[BEGIN DATA PROVIDED]

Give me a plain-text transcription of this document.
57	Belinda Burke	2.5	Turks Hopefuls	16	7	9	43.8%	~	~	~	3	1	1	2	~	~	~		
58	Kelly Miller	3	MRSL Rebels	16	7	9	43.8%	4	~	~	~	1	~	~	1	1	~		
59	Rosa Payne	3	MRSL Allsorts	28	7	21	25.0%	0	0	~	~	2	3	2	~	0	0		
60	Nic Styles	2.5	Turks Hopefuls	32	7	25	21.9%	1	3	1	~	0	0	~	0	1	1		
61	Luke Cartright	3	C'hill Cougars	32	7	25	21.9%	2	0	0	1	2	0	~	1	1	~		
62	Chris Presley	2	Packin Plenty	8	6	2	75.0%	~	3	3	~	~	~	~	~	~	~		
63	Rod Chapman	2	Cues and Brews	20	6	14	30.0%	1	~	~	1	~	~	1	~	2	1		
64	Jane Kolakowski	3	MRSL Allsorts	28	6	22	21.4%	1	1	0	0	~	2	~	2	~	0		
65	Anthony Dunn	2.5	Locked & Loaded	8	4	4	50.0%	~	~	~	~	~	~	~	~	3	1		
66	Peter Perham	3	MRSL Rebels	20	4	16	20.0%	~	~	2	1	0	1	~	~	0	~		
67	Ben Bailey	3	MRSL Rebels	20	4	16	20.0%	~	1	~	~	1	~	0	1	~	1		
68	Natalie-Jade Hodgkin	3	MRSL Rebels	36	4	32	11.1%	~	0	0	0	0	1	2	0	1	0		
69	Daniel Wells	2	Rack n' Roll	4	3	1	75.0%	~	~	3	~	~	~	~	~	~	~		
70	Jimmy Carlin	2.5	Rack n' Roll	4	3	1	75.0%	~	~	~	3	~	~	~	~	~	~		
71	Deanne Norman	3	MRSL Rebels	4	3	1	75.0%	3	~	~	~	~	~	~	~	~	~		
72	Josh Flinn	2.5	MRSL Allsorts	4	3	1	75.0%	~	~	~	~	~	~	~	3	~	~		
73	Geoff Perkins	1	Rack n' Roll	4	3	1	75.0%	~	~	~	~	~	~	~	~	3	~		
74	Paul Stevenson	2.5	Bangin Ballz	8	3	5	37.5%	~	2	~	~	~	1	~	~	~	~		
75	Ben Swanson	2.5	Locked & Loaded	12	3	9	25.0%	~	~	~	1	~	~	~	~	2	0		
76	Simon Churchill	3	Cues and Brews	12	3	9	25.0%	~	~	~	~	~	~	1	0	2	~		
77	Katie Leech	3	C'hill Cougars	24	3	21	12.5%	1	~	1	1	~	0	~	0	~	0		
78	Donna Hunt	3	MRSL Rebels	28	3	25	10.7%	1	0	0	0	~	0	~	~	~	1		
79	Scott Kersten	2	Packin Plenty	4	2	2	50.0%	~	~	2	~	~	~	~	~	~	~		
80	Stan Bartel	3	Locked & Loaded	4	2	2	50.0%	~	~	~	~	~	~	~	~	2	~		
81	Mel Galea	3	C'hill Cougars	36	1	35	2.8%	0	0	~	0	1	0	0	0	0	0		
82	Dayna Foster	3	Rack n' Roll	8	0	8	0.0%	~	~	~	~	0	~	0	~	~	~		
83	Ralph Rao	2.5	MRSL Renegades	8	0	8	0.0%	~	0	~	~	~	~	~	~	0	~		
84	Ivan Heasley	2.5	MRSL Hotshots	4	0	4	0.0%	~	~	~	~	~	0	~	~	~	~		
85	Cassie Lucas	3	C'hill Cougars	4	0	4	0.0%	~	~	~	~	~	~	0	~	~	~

[END DATA PROVIDED]

PROBLEM TO SOLVE: Pick out each line containing the string "Rack" and copy it.

SOLUTION BELOW:
69	Daniel Wells	2	Rack n' Roll	4	3	1	75.0%	~	~	3	~	~	~	~	~	~	~		
70	Jimmy Carlin	2.5	Rack n' Roll	4	3	1	75.0%	~	~	~	3	~	~	~	~	~	~		
73	Geoff Perkins	1	Rack n' Roll	4	3	1	75.0%	~	~	~	~	~	~	~	~	3	~		
82	Dayna Foster	3	Rack n' Roll	8	0	8	0.0%	~	~	~	~	0	~	0	~	~	~		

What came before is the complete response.